• **Given exercise**:
Report every line in the listing below where the string "maka" shows up.

Stored entries:
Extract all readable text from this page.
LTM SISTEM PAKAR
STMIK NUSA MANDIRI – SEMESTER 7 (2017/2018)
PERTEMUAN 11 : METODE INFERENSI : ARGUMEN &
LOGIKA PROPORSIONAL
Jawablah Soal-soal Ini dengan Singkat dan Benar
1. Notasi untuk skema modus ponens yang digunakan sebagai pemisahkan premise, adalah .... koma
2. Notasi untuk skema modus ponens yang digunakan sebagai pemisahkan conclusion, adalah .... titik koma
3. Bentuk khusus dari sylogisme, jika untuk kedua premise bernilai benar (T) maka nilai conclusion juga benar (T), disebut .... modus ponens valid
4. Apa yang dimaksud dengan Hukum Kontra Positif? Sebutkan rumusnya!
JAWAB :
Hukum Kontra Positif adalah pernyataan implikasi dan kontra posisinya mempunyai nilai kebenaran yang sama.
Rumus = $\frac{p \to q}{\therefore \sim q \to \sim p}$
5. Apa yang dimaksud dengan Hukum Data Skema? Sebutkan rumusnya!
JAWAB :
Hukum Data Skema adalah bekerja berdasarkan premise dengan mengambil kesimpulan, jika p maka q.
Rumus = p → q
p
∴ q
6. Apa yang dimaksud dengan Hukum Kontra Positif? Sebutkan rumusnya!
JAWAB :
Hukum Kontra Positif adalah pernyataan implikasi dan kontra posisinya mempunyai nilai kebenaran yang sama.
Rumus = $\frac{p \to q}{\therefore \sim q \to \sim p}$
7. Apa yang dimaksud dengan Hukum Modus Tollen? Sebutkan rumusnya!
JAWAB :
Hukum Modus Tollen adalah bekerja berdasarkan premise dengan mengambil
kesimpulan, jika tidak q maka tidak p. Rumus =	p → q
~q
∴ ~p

...

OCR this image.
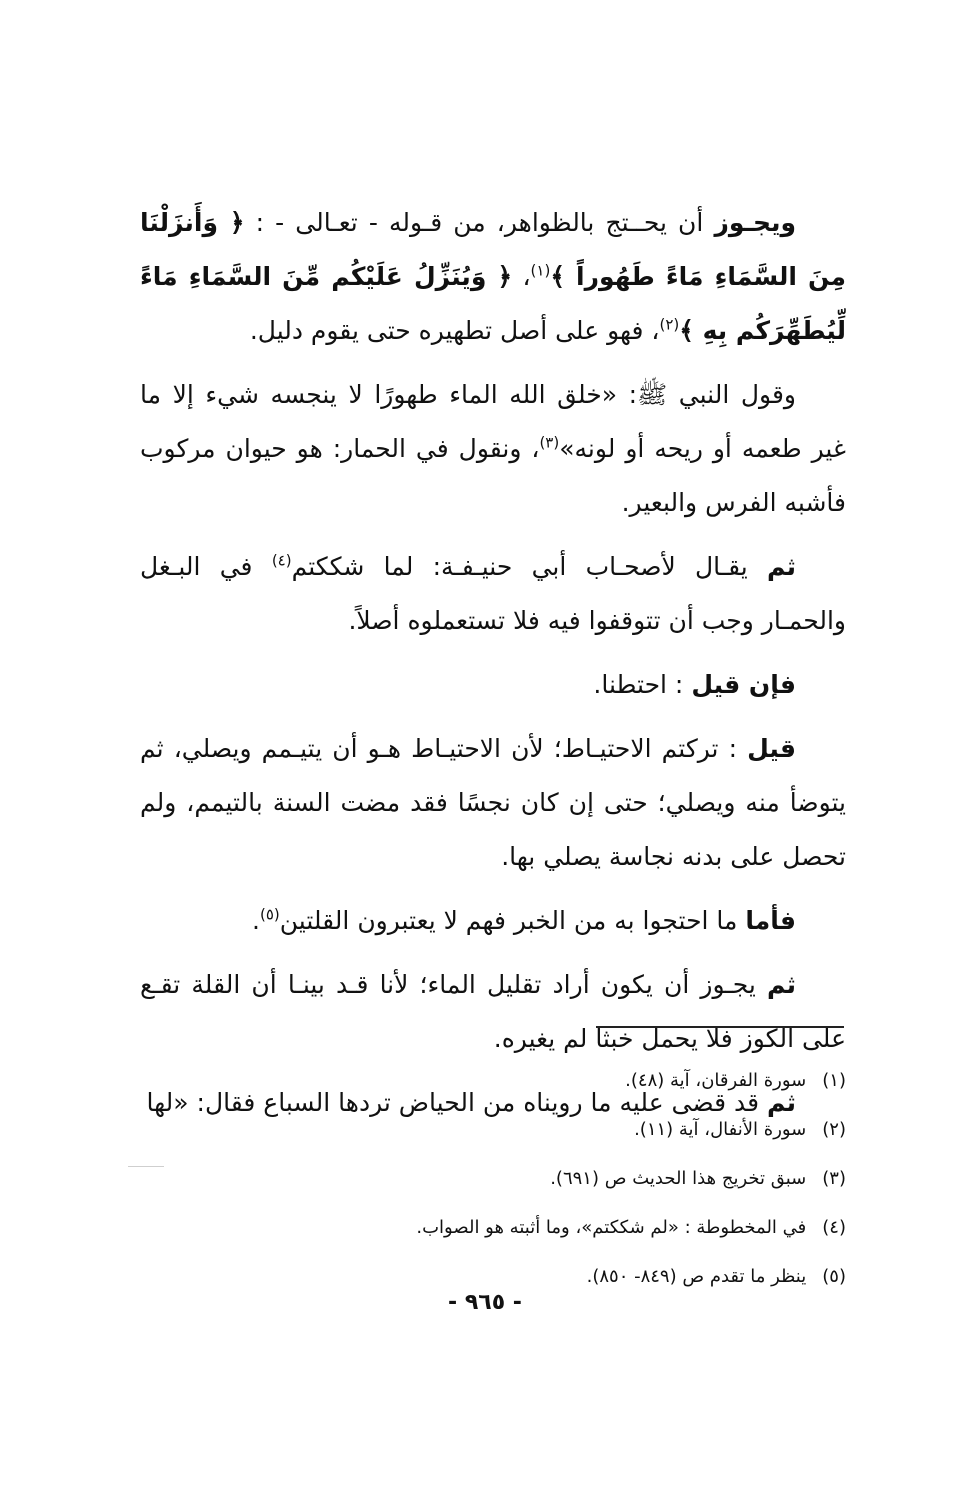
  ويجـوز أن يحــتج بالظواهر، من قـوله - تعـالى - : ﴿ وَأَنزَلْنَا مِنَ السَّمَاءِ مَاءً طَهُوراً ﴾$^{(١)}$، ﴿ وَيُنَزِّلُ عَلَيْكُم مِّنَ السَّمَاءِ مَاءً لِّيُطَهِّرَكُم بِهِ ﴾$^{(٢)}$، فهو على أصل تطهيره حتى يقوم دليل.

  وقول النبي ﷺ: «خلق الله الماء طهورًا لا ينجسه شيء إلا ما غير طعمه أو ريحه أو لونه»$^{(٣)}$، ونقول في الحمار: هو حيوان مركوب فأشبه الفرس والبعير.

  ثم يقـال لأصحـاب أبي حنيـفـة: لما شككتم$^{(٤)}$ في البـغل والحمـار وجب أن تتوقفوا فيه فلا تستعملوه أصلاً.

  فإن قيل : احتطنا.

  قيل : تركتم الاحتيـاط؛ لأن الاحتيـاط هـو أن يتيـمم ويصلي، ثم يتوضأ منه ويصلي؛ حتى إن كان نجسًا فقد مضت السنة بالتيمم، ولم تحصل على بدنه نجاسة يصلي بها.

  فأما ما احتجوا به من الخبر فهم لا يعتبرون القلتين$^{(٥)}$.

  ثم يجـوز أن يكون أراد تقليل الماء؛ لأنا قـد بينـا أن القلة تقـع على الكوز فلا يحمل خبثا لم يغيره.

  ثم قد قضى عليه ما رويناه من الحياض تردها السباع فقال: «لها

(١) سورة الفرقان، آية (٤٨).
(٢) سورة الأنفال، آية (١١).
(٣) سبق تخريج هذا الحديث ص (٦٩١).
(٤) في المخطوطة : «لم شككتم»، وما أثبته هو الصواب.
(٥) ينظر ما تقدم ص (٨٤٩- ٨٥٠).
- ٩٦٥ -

• **Solution to the problem**:
3. Bentuk khusus dari sylogisme, jika untuk kedua premise bernilai benar (T) maka nilai conclusion juga benar (T), disebut .... modus ponens valid
Hukum Data Skema adalah bekerja berdasarkan premise dengan mengambil kesimpulan, jika p maka q.
kesimpulan, jika tidak q maka tidak p. Rumus =	p → q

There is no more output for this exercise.